Record list:
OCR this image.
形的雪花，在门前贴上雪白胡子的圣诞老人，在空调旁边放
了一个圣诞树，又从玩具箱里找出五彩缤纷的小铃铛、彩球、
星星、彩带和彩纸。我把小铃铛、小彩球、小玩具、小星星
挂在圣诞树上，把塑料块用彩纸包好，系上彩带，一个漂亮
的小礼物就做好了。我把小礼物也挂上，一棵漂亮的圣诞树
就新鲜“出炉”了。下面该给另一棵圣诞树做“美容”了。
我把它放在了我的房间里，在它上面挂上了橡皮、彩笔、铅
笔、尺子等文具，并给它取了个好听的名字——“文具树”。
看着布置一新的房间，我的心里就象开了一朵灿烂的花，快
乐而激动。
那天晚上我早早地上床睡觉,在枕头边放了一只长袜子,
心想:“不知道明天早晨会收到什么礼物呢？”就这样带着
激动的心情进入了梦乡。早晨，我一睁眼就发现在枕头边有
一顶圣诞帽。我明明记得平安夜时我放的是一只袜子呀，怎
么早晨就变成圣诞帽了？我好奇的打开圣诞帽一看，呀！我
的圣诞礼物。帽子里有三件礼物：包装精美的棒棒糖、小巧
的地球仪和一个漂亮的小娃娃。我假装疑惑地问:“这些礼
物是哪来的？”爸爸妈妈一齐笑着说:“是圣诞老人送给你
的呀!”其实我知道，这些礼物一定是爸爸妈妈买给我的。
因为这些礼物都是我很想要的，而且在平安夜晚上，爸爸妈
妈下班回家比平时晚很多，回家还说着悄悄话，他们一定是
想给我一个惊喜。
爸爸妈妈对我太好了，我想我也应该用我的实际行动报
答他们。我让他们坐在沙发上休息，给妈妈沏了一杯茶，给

Exercise details: Using the listing above, please repeat every entry exactly.

Problem solution:
OCR this image.
形的雪花，在门前贴上雪白胡子的圣诞老人，在空调旁边放
了一个圣诞树，又从玩具箱里找出五彩缤纷的小铃铛、彩球、
星星、彩带和彩纸。我把小铃铛、小彩球、小玩具、小星星
挂在圣诞树上，把塑料块用彩纸包好，系上彩带，一个漂亮
的小礼物就做好了。我把小礼物也挂上，一棵漂亮的圣诞树
就新鲜“出炉”了。下面该给另一棵圣诞树做“美容”了。
我把它放在了我的房间里，在它上面挂上了橡皮、彩笔、铅
笔、尺子等文具，并给它取了个好听的名字——“文具树”。
看着布置一新的房间，我的心里就象开了一朵灿烂的花，快
乐而激动。
那天晚上我早早地上床睡觉,在枕头边放了一只长袜子,
心想:“不知道明天早晨会收到什么礼物呢？”就这样带着
激动的心情进入了梦乡。早晨，我一睁眼就发现在枕头边有
一顶圣诞帽。我明明记得平安夜时我放的是一只袜子呀，怎
么早晨就变成圣诞帽了？我好奇的打开圣诞帽一看，呀！我
的圣诞礼物。帽子里有三件礼物：包装精美的棒棒糖、小巧
的地球仪和一个漂亮的小娃娃。我假装疑惑地问:“这些礼
物是哪来的？”爸爸妈妈一齐笑着说:“是圣诞老人送给你
的呀!”其实我知道，这些礼物一定是爸爸妈妈买给我的。
因为这些礼物都是我很想要的，而且在平安夜晚上，爸爸妈
妈下班回家比平时晚很多，回家还说着悄悄话，他们一定是
想给我一个惊喜。
爸爸妈妈对我太好了，我想我也应该用我的实际行动报
答他们。我让他们坐在沙发上休息，给妈妈沏了一杯茶，给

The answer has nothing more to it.